Start Provided information
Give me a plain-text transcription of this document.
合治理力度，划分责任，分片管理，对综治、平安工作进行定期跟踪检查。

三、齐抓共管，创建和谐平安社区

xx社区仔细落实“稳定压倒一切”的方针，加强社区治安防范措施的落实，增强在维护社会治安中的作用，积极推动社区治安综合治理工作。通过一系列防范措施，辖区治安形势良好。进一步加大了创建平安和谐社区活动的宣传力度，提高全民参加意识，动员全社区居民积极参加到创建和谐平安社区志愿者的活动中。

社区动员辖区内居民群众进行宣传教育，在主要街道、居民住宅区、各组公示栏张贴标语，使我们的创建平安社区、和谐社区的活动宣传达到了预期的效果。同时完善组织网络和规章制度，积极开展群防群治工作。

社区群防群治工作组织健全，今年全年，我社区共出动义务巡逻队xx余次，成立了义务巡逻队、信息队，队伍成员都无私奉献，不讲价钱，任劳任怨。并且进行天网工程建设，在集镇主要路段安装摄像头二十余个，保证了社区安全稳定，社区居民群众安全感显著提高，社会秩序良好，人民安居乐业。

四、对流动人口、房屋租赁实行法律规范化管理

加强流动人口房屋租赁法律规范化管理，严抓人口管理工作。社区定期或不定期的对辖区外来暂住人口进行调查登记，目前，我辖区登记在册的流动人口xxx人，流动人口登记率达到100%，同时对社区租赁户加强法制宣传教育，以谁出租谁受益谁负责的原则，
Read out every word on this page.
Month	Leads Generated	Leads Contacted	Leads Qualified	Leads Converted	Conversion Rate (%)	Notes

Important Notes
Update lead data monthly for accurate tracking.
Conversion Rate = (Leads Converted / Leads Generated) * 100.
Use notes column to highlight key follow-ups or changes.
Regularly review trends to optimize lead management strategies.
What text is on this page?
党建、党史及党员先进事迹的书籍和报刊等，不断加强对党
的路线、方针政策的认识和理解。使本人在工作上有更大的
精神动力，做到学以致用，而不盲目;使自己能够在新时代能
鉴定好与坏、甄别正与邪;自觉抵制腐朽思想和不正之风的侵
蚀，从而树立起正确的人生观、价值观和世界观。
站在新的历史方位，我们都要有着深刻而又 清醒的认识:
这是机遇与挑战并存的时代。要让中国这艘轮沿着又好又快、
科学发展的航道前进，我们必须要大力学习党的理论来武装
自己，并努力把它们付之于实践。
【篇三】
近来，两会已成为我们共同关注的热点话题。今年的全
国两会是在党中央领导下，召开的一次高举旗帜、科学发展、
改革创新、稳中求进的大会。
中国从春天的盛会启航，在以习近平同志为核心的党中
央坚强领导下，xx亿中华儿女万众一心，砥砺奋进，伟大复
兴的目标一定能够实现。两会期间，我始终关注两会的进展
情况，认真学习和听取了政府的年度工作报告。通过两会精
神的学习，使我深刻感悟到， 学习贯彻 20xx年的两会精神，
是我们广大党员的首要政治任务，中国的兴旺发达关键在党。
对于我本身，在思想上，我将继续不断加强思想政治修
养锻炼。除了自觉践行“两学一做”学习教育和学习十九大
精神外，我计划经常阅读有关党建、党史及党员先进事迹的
End Provided information
**What to work on**: Pull out the lines above in which the word "this" appears.

**Written response**:
Give me a plain-text transcription of this document.
Read out every word on this page.
What text is on this page?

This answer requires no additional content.